# WORK TO BE COMPLETED
Search the records below for the word "data" and show every line where it occurs.
╭─ EXTRACTED ENTRIES
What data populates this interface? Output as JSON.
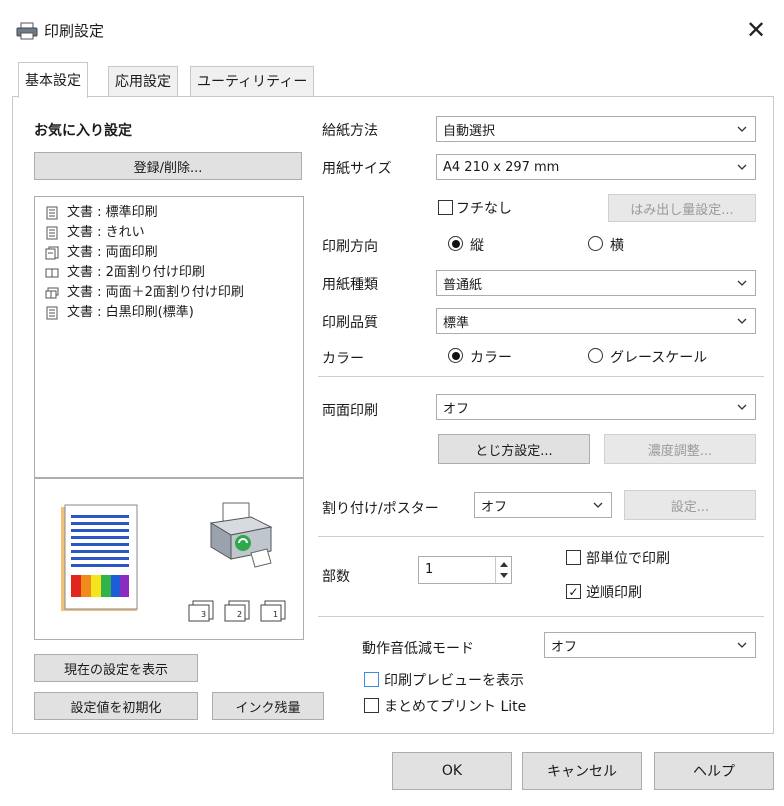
{
  "window": {
    "title": "印刷設定",
    "close_label": "✕"
  },
  "tabs": [
    "基本設定",
    "応用設定",
    "ユーティリティー"
  ],
  "favorites": {
    "heading": "お気に入り設定",
    "register_button": "登録/削除...",
    "items": [
      "文書 : 標準印刷",
      "文書 : きれい",
      "文書 : 両面印刷",
      "文書 : 2面割り付け印刷",
      "文書 : 両面＋2面割り付け印刷",
      "文書 : 白黒印刷(標準)"
    ]
  },
  "left_buttons": {
    "show_current": "現在の設定を表示",
    "reset": "設定値を初期化",
    "ink_levels": "インク残量"
  },
  "settings": {
    "paper_source": {
      "label": "給紙方法",
      "value": "自動選択"
    },
    "paper_size": {
      "label": "用紙サイズ",
      "value": "A4 210 x 297 mm"
    },
    "borderless": {
      "label": "フチなし",
      "checked": false
    },
    "overflow_button": "はみ出し量設定...",
    "orientation": {
      "label": "印刷方向",
      "portrait": "縦",
      "landscape": "横",
      "selected": "portrait"
    },
    "paper_type": {
      "label": "用紙種類",
      "value": "普通紙"
    },
    "quality": {
      "label": "印刷品質",
      "value": "標準"
    },
    "color": {
      "label": "カラー",
      "color_option": "カラー",
      "gray_option": "グレースケール",
      "selected": "color"
    },
    "duplex": {
      "label": "両面印刷",
      "value": "オフ"
    },
    "binding_button": "とじ方設定...",
    "density_button": "濃度調整...",
    "layout": {
      "label": "割り付け/ポスター",
      "value": "オフ",
      "settings_button": "設定..."
    },
    "copies": {
      "label": "部数",
      "value": "1"
    },
    "collate": {
      "label": "部単位で印刷",
      "checked": false
    },
    "reverse": {
      "label": "逆順印刷",
      "checked": true
    },
    "quiet_mode": {
      "label": "動作音低減モード",
      "value": "オフ"
    },
    "print_preview": {
      "label": "印刷プレビューを表示",
      "checked": false
    },
    "print_lite": {
      "label": "まとめてプリント Lite",
      "checked": false
    }
  },
  "footer": {
    "ok": "OK",
    "cancel": "キャンセル",
    "help": "ヘルプ"
  },
  "colors": {
    "accent_blue": "#3a8ee6",
    "button_bg": "#e1e1e1",
    "border": "#adadad"
  },
  "icons": {
    "printer": "printer-icon",
    "chevron": "chevron-down-icon",
    "close": "close-icon"
  }
}
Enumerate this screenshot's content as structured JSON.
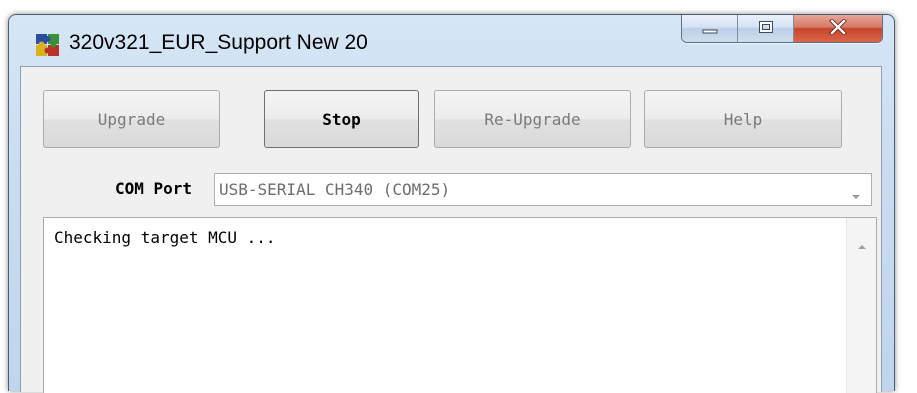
{
  "window": {
    "title": "320v321_EUR_Support New 20",
    "app_icon": "puzzle-app-icon",
    "caption_buttons": {
      "minimize_icon": "minimize-icon",
      "maximize_icon": "maximize-icon",
      "close_icon": "close-icon"
    }
  },
  "toolbar": {
    "upgrade_label": "Upgrade",
    "stop_label": "Stop",
    "reupgrade_label": "Re-Upgrade",
    "help_label": "Help"
  },
  "com_port": {
    "label": "COM Port",
    "selected": "USB-SERIAL CH340 (COM25)",
    "dropdown_icon": "chevron-down-icon"
  },
  "log": {
    "text": "Checking target MCU ...",
    "scroll_up_icon": "scroll-up-arrow-icon"
  },
  "colors": {
    "titlebar": "#c9ddf1",
    "client_bg": "#f0f0f0",
    "close_button": "#c7452c",
    "disabled_text": "#7a7a7a"
  }
}
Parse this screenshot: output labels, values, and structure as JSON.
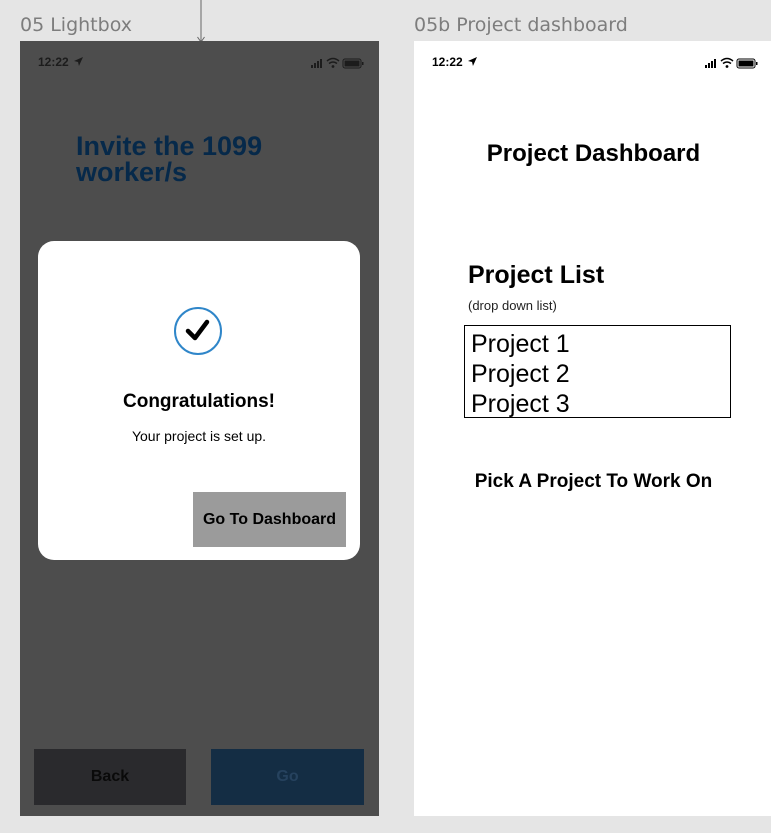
{
  "frames": {
    "lightbox_title": "05 Lightbox",
    "dashboard_title": "05b Project dashboard"
  },
  "status_bar": {
    "time": "12:22"
  },
  "lightbox": {
    "background_heading": "Invite the 1099 worker/s",
    "modal": {
      "title": "Congratulations!",
      "message": "Your project is set up.",
      "button_label": "Go To Dashboard"
    },
    "back_label": "Back",
    "go_label": "Go"
  },
  "dashboard": {
    "title": "Project Dashboard",
    "list_title": "Project List",
    "list_hint": "(drop down list)",
    "projects": [
      "Project 1",
      "Project 2",
      "Project 3"
    ],
    "pick_label": "Pick A Project To Work On"
  },
  "colors": {
    "overlay": "#4d4d4d",
    "heading_navy": "#06294a",
    "check_blue": "#2f86c9",
    "modal_button": "#9b9b9b",
    "go_button": "#142d44"
  },
  "icons": [
    "location-arrow-icon",
    "signal-icon",
    "wifi-icon",
    "battery-icon",
    "checkmark-icon"
  ]
}
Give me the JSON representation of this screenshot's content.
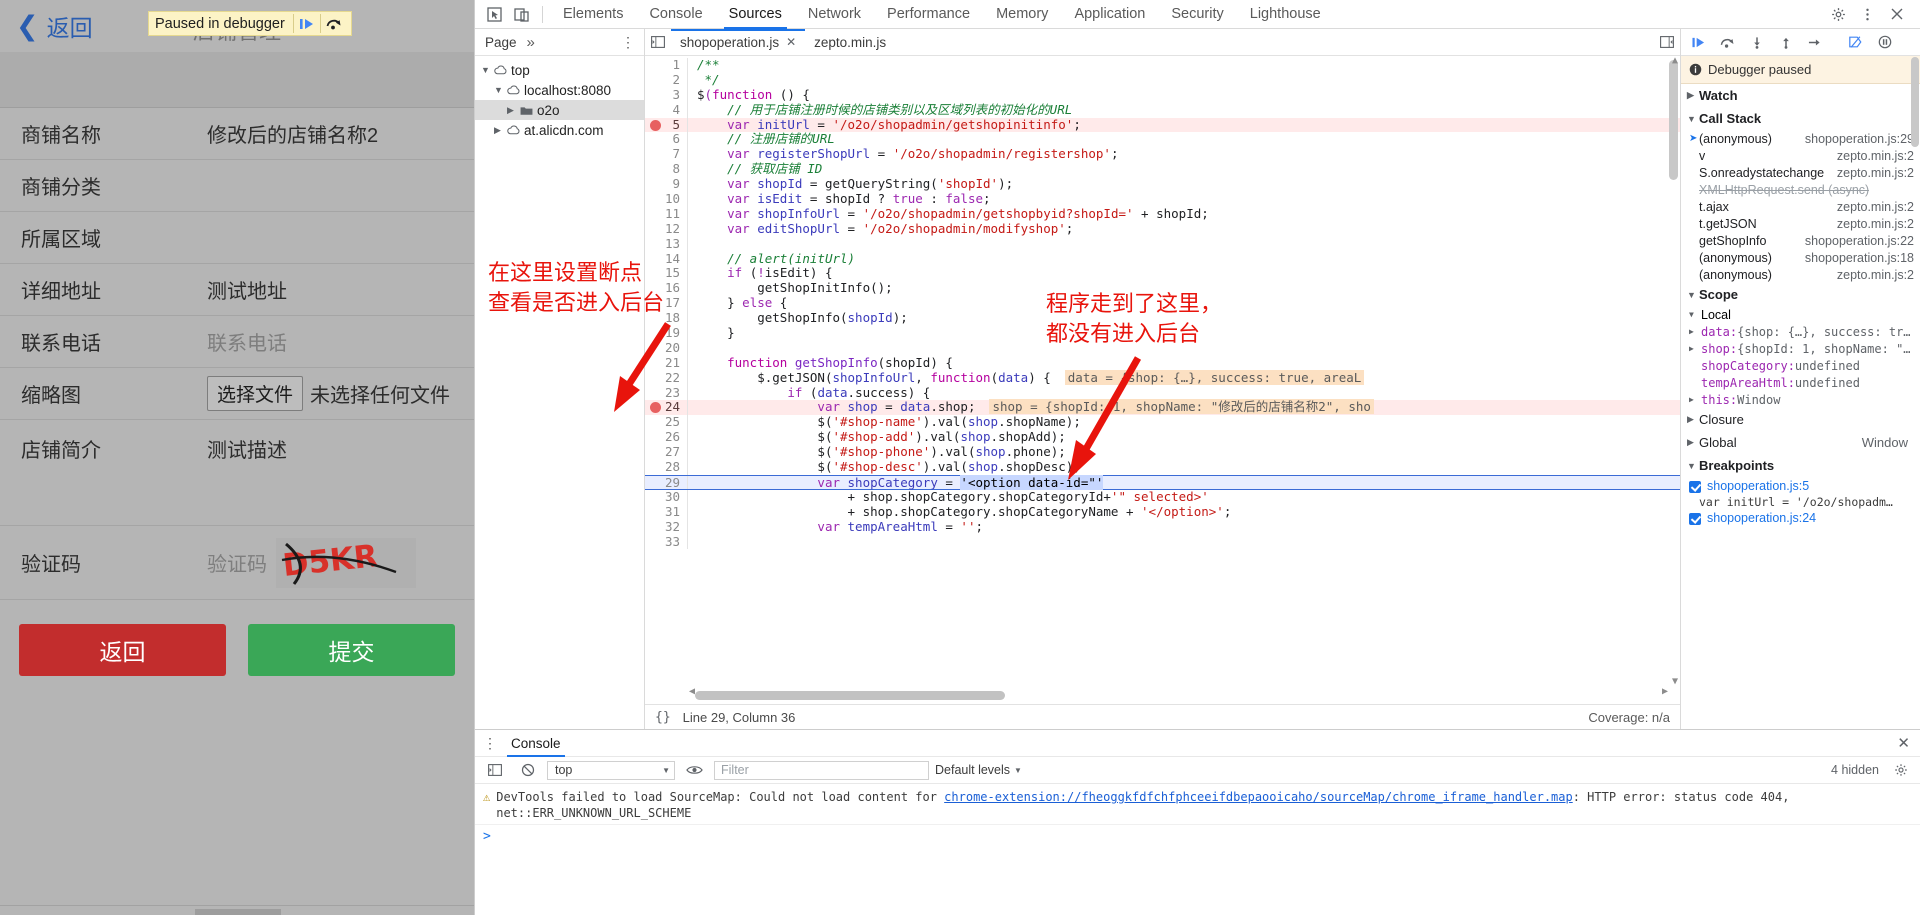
{
  "mobile_page": {
    "back_label": "返回",
    "ghost_title": "店铺管理",
    "paused_banner": {
      "text": "Paused in debugger",
      "resume_icon": "resume-script-icon",
      "step-over_icon": "step-over-icon"
    },
    "fields": [
      {
        "label": "商铺名称",
        "value": "修改后的店铺名称2",
        "placeholder": ""
      },
      {
        "label": "商铺分类",
        "value": "",
        "placeholder": ""
      },
      {
        "label": "所属区域",
        "value": "",
        "placeholder": ""
      },
      {
        "label": "详细地址",
        "value": "测试地址",
        "placeholder": ""
      },
      {
        "label": "联系电话",
        "value": "",
        "placeholder": "联系电话"
      }
    ],
    "thumbnail": {
      "label": "缩略图",
      "button": "选择文件",
      "status": "未选择任何文件"
    },
    "intro": {
      "label": "店铺简介",
      "value": "测试描述"
    },
    "captcha": {
      "label": "验证码",
      "placeholder": "验证码",
      "image_text": "D5KR"
    },
    "buttons": {
      "back": "返回",
      "submit": "提交"
    }
  },
  "devtools": {
    "tabs": [
      "Elements",
      "Console",
      "Sources",
      "Network",
      "Performance",
      "Memory",
      "Application",
      "Security",
      "Lighthouse"
    ],
    "active_tab": "Sources",
    "toolbar_icons": [
      "inspect-element-icon",
      "device-toolbar-icon"
    ],
    "toolbar_right_icons": [
      "settings-gear-icon",
      "more-vertical-icon",
      "close-devtools-icon"
    ],
    "nav": {
      "header_title": "Page",
      "header_more": "»",
      "header_dots": "⋮",
      "tree": [
        {
          "label": "top",
          "depth": 0,
          "icon": "triangle-down",
          "selected": false
        },
        {
          "label": "localhost:8080",
          "depth": 1,
          "icon": "cloud-icon",
          "selected": false
        },
        {
          "label": "o2o",
          "depth": 2,
          "icon": "folder-icon",
          "selected": true
        },
        {
          "label": "at.alicdn.com",
          "depth": 1,
          "icon": "cloud-icon",
          "selected": false
        }
      ]
    },
    "file_tabs": [
      {
        "label": "shopoperation.js",
        "active": true,
        "closable": true
      },
      {
        "label": "zepto.min.js",
        "active": false,
        "closable": false
      }
    ],
    "code_lines": [
      {
        "n": 1,
        "indent": 0,
        "tokens": [
          [
            "com",
            "/**"
          ]
        ]
      },
      {
        "n": 2,
        "indent": 0,
        "tokens": [
          [
            "com",
            " */"
          ]
        ]
      },
      {
        "n": 3,
        "indent": 0,
        "tokens": [
          [
            "pln",
            "$"
          ],
          [
            "kw",
            "("
          ],
          [
            "kw2",
            "function"
          ],
          [
            "pln",
            " () {"
          ]
        ]
      },
      {
        "n": 4,
        "indent": 1,
        "tokens": [
          [
            "com",
            "// 用于店铺注册时候的店铺类别以及区域列表的初始化的URL"
          ]
        ]
      },
      {
        "n": 5,
        "indent": 1,
        "breakpoint": true,
        "tokens": [
          [
            "kw",
            "var"
          ],
          [
            "pln",
            " "
          ],
          [
            "var",
            "initUrl"
          ],
          [
            "pln",
            " = "
          ],
          [
            "str",
            "'/o2o/shopadmin/getshopinitinfo'"
          ],
          [
            "pln",
            ";"
          ]
        ]
      },
      {
        "n": 6,
        "indent": 1,
        "tokens": [
          [
            "com",
            "// 注册店铺的URL"
          ]
        ]
      },
      {
        "n": 7,
        "indent": 1,
        "tokens": [
          [
            "kw",
            "var"
          ],
          [
            "pln",
            " "
          ],
          [
            "var",
            "registerShopUrl"
          ],
          [
            "pln",
            " = "
          ],
          [
            "str",
            "'/o2o/shopadmin/registershop'"
          ],
          [
            "pln",
            ";"
          ]
        ]
      },
      {
        "n": 8,
        "indent": 1,
        "tokens": [
          [
            "com",
            "// 获取店铺 ID"
          ]
        ]
      },
      {
        "n": 9,
        "indent": 1,
        "tokens": [
          [
            "kw",
            "var"
          ],
          [
            "pln",
            " "
          ],
          [
            "var",
            "shopId"
          ],
          [
            "pln",
            " = getQueryString("
          ],
          [
            "str",
            "'shopId'"
          ],
          [
            "pln",
            ");"
          ]
        ]
      },
      {
        "n": 10,
        "indent": 1,
        "tokens": [
          [
            "kw",
            "var"
          ],
          [
            "pln",
            " "
          ],
          [
            "var",
            "isEdit"
          ],
          [
            "pln",
            " = shopId ? "
          ],
          [
            "kw",
            "true"
          ],
          [
            "pln",
            " : "
          ],
          [
            "kw",
            "false"
          ],
          [
            "pln",
            ";"
          ]
        ]
      },
      {
        "n": 11,
        "indent": 1,
        "tokens": [
          [
            "kw",
            "var"
          ],
          [
            "pln",
            " "
          ],
          [
            "var",
            "shopInfoUrl"
          ],
          [
            "pln",
            " = "
          ],
          [
            "str",
            "'/o2o/shopadmin/getshopbyid?shopId='"
          ],
          [
            "pln",
            " + shopId;"
          ]
        ]
      },
      {
        "n": 12,
        "indent": 1,
        "tokens": [
          [
            "kw",
            "var"
          ],
          [
            "pln",
            " "
          ],
          [
            "var",
            "editShopUrl"
          ],
          [
            "pln",
            " = "
          ],
          [
            "str",
            "'/o2o/shopadmin/modifyshop'"
          ],
          [
            "pln",
            ";"
          ]
        ]
      },
      {
        "n": 13,
        "indent": 0,
        "tokens": [
          [
            "pln",
            ""
          ]
        ]
      },
      {
        "n": 14,
        "indent": 1,
        "tokens": [
          [
            "com",
            "// alert(initUrl)"
          ]
        ]
      },
      {
        "n": 15,
        "indent": 1,
        "tokens": [
          [
            "kw",
            "if"
          ],
          [
            "pln",
            " ("
          ],
          [
            "kw",
            "!"
          ],
          [
            "pln",
            "isEdit) {"
          ]
        ]
      },
      {
        "n": 16,
        "indent": 2,
        "tokens": [
          [
            "pln",
            "getShopInitInfo();"
          ]
        ]
      },
      {
        "n": 17,
        "indent": 1,
        "tokens": [
          [
            "pln",
            "} "
          ],
          [
            "kw",
            "else"
          ],
          [
            "pln",
            " {"
          ]
        ]
      },
      {
        "n": 18,
        "indent": 2,
        "tokens": [
          [
            "pln",
            "getShopInfo("
          ],
          [
            "var",
            "shopId"
          ],
          [
            "pln",
            ");"
          ]
        ]
      },
      {
        "n": 19,
        "indent": 1,
        "tokens": [
          [
            "pln",
            "}"
          ]
        ]
      },
      {
        "n": 20,
        "indent": 0,
        "tokens": [
          [
            "pln",
            ""
          ]
        ]
      },
      {
        "n": 21,
        "indent": 1,
        "tokens": [
          [
            "kw2",
            "function"
          ],
          [
            "pln",
            " "
          ],
          [
            "fn",
            "getShopInfo"
          ],
          [
            "pln",
            "(shopId) {"
          ]
        ]
      },
      {
        "n": 22,
        "indent": 2,
        "tokens": [
          [
            "pln",
            "$.getJSON("
          ],
          [
            "var",
            "shopInfoUrl"
          ],
          [
            "pln",
            ", "
          ],
          [
            "kw2",
            "function"
          ],
          [
            "pln",
            "("
          ],
          [
            "var",
            "data"
          ],
          [
            "pln",
            ") {"
          ]
        ],
        "inline_hint": "data = {shop: {…}, success: true, areaL"
      },
      {
        "n": 23,
        "indent": 3,
        "tokens": [
          [
            "kw",
            "if"
          ],
          [
            "pln",
            " ("
          ],
          [
            "var",
            "data"
          ],
          [
            "pln",
            ".success) {"
          ]
        ]
      },
      {
        "n": 24,
        "indent": 4,
        "breakpoint": true,
        "tokens": [
          [
            "kw",
            "var"
          ],
          [
            "pln",
            " "
          ],
          [
            "var",
            "shop"
          ],
          [
            "pln",
            " = "
          ],
          [
            "var",
            "data"
          ],
          [
            "pln",
            ".shop;"
          ]
        ],
        "inline_hint": "shop = {shopId: 1, shopName: \"修改后的店铺名称2\", sho"
      },
      {
        "n": 25,
        "indent": 4,
        "tokens": [
          [
            "pln",
            "$("
          ],
          [
            "str",
            "'#shop-name'"
          ],
          [
            "pln",
            ").val("
          ],
          [
            "var",
            "shop"
          ],
          [
            "pln",
            ".shopName);"
          ]
        ]
      },
      {
        "n": 26,
        "indent": 4,
        "tokens": [
          [
            "pln",
            "$("
          ],
          [
            "str",
            "'#shop-add'"
          ],
          [
            "pln",
            ").val("
          ],
          [
            "var",
            "shop"
          ],
          [
            "pln",
            ".shopAdd);"
          ]
        ]
      },
      {
        "n": 27,
        "indent": 4,
        "tokens": [
          [
            "pln",
            "$("
          ],
          [
            "str",
            "'#shop-phone'"
          ],
          [
            "pln",
            ").val("
          ],
          [
            "var",
            "shop"
          ],
          [
            "pln",
            ".phone);"
          ]
        ]
      },
      {
        "n": 28,
        "indent": 4,
        "tokens": [
          [
            "pln",
            "$("
          ],
          [
            "str",
            "'#shop-desc'"
          ],
          [
            "pln",
            ").val("
          ],
          [
            "var",
            "shop"
          ],
          [
            "pln",
            ".shopDesc);"
          ]
        ]
      },
      {
        "n": 29,
        "indent": 4,
        "executing": true,
        "tokens": [
          [
            "kw",
            "var"
          ],
          [
            "pln",
            " "
          ],
          [
            "var",
            "shopCategory"
          ],
          [
            "pln",
            " = "
          ],
          [
            "sel-tok",
            "'<option data-id=\"'"
          ]
        ]
      },
      {
        "n": 30,
        "indent": 5,
        "tokens": [
          [
            "pln",
            "+ shop.shopCategory.shopCategoryId+"
          ],
          [
            "str",
            "'\" selected>'"
          ]
        ]
      },
      {
        "n": 31,
        "indent": 5,
        "tokens": [
          [
            "pln",
            "+ shop.shopCategory.shopCategoryName + "
          ],
          [
            "str",
            "'</option>'"
          ],
          [
            "pln",
            ";"
          ]
        ]
      },
      {
        "n": 32,
        "indent": 4,
        "tokens": [
          [
            "kw",
            "var"
          ],
          [
            "pln",
            " "
          ],
          [
            "var",
            "tempAreaHtml"
          ],
          [
            "pln",
            " = "
          ],
          [
            "str",
            "''"
          ],
          [
            "pln",
            ";"
          ]
        ]
      },
      {
        "n": 33,
        "indent": 0,
        "tokens": [
          [
            "pln",
            ""
          ]
        ]
      }
    ],
    "status_bar": {
      "braces": "{}",
      "position": "Line 29, Column 36",
      "coverage": "Coverage: n/a"
    },
    "debugger": {
      "toolbar_icons": [
        "resume-icon",
        "step-over-icon",
        "step-into-icon",
        "step-out-icon",
        "step-icon",
        "deactivate-breakpoints-icon",
        "pause-on-exceptions-icon"
      ],
      "banner": "Debugger paused",
      "banner_icon": "info-icon",
      "watch_title": "Watch",
      "call_stack_title": "Call Stack",
      "call_stack": [
        {
          "name": "(anonymous)",
          "loc": "shopoperation.js:29",
          "current": true,
          "async": false
        },
        {
          "name": "v",
          "loc": "zepto.min.js:2",
          "current": false,
          "async": false
        },
        {
          "name": "S.onreadystatechange",
          "loc": "zepto.min.js:2",
          "current": false,
          "async": false
        },
        {
          "name": "XMLHttpRequest.send (async)",
          "loc": "",
          "current": false,
          "async": true
        },
        {
          "name": "t.ajax",
          "loc": "zepto.min.js:2",
          "current": false,
          "async": false
        },
        {
          "name": "t.getJSON",
          "loc": "zepto.min.js:2",
          "current": false,
          "async": false
        },
        {
          "name": "getShopInfo",
          "loc": "shopoperation.js:22",
          "current": false,
          "async": false
        },
        {
          "name": "(anonymous)",
          "loc": "shopoperation.js:18",
          "current": false,
          "async": false
        },
        {
          "name": "(anonymous)",
          "loc": "zepto.min.js:2",
          "current": false,
          "async": false
        }
      ],
      "scope_title": "Scope",
      "scope": [
        {
          "text": "Local",
          "type": "group"
        },
        {
          "key": "data:",
          "val": " {shop: {…}, success: tr…",
          "expandable": true
        },
        {
          "key": "shop:",
          "val": " {shopId: 1, shopName: \"…",
          "expandable": true
        },
        {
          "key": "shopCategory:",
          "val": " undefined",
          "expandable": false
        },
        {
          "key": "tempAreaHtml:",
          "val": " undefined",
          "expandable": false
        },
        {
          "key": "this:",
          "val": " Window",
          "expandable": true
        }
      ],
      "closure_title": "Closure",
      "global_title": "Global",
      "global_value": "Window",
      "breakpoints_title": "Breakpoints",
      "breakpoints": [
        {
          "file": "shopoperation.js:5",
          "code": "var initUrl = '/o2o/shopadm…",
          "checked": true
        },
        {
          "file": "shopoperation.js:24",
          "code": "",
          "checked": true
        }
      ]
    },
    "drawer": {
      "dots": "⋮",
      "tab": "Console",
      "close_icon": "close-drawer-icon",
      "context": "top",
      "filter_placeholder": "Filter",
      "levels": "Default levels",
      "hidden_count": "4 hidden",
      "settings_icon": "console-settings-icon",
      "eye_icon": "live-expression-icon",
      "clear_icon": "clear-console-icon",
      "sidebar_icon": "console-sidebar-icon",
      "message": {
        "prefix": "DevTools failed to load SourceMap: Could not load content for ",
        "link": "chrome-extension://fheoggkfdfchfphceeifdbepaooicaho/sourceMap/chrome_iframe_handler.map",
        "suffix": ": HTTP error: status code 404, net::ERR_UNKNOWN_URL_SCHEME"
      },
      "prompt": ">"
    }
  },
  "annotations": [
    {
      "id": "left-note",
      "text": "在这里设置断点\n查看是否进入后台"
    },
    {
      "id": "right-note",
      "text": "程序走到了这里，\n都没有进入后台"
    }
  ]
}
╰─
# WRITTEN SOLUTION
What data populates this interface? Output as JSON.
            "data"
        "inline_hint": "data = {shop: {…}, success: true, areaL"
            "data"
            "data"
            "'<option data-id=\"'"
          "key": "data:",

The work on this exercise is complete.